- [Records for the task]:
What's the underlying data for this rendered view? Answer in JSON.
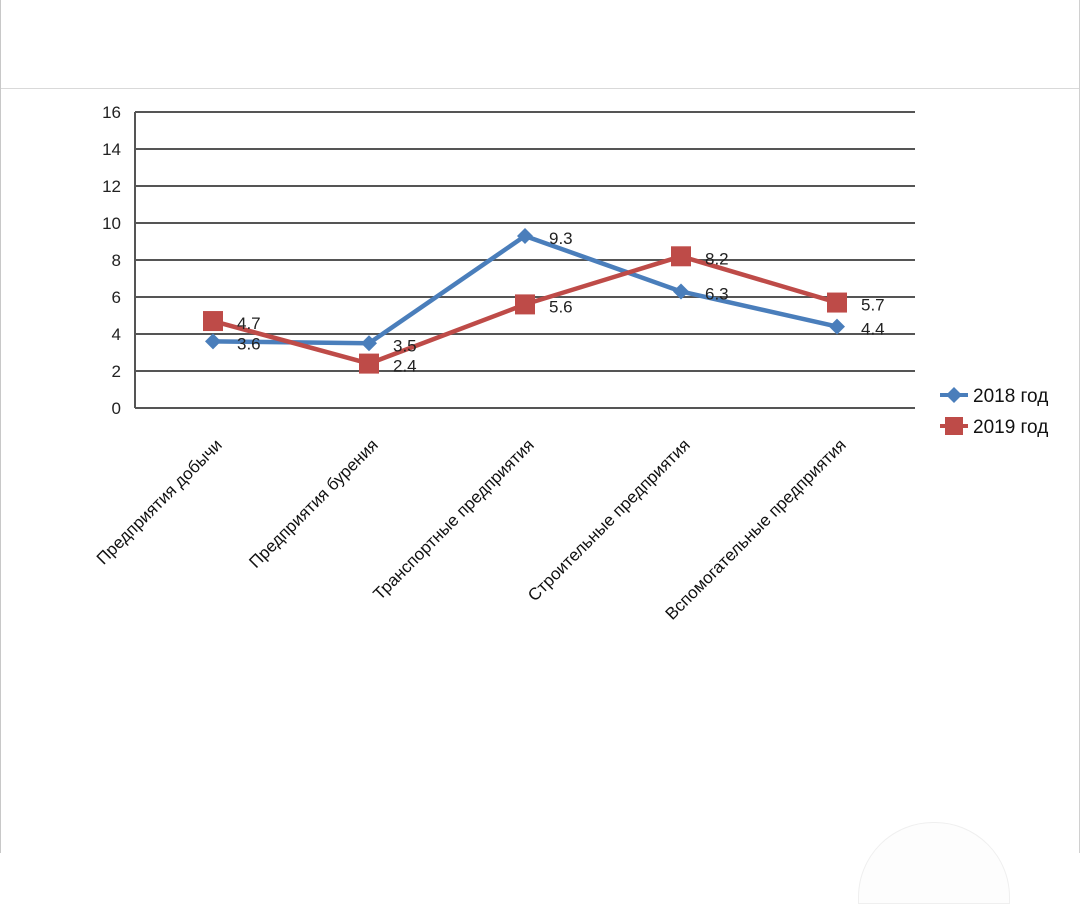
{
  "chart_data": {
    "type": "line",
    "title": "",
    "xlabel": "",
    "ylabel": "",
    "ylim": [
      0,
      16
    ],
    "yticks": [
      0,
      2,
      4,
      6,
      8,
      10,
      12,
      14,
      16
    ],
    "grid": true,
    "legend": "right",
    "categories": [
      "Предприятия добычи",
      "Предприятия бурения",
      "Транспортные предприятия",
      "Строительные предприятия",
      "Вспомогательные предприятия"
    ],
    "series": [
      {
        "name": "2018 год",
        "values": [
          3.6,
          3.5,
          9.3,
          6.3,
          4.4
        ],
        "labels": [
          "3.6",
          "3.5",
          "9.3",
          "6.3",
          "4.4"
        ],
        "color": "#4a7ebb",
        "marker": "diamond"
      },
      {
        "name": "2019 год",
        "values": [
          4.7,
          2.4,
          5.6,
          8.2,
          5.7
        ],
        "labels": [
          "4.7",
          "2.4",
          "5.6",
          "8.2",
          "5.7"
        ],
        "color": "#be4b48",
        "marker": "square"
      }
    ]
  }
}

- [What needs to be done]: The records above need to be restated word for word, with the pictures left out.

- [Task answer]:
What's the underlying data for this rendered view? Answer in JSON.
{
  "chart_data": {
    "type": "line",
    "title": "",
    "xlabel": "",
    "ylabel": "",
    "ylim": [
      0,
      16
    ],
    "yticks": [
      0,
      2,
      4,
      6,
      8,
      10,
      12,
      14,
      16
    ],
    "grid": true,
    "legend": "right",
    "categories": [
      "Предприятия добычи",
      "Предприятия бурения",
      "Транспортные предприятия",
      "Строительные предприятия",
      "Вспомогательные предприятия"
    ],
    "series": [
      {
        "name": "2018 год",
        "values": [
          3.6,
          3.5,
          9.3,
          6.3,
          4.4
        ],
        "labels": [
          "3.6",
          "3.5",
          "9.3",
          "6.3",
          "4.4"
        ],
        "color": "#4a7ebb",
        "marker": "diamond"
      },
      {
        "name": "2019 год",
        "values": [
          4.7,
          2.4,
          5.6,
          8.2,
          5.7
        ],
        "labels": [
          "4.7",
          "2.4",
          "5.6",
          "8.2",
          "5.7"
        ],
        "color": "#be4b48",
        "marker": "square"
      }
    ]
  }
}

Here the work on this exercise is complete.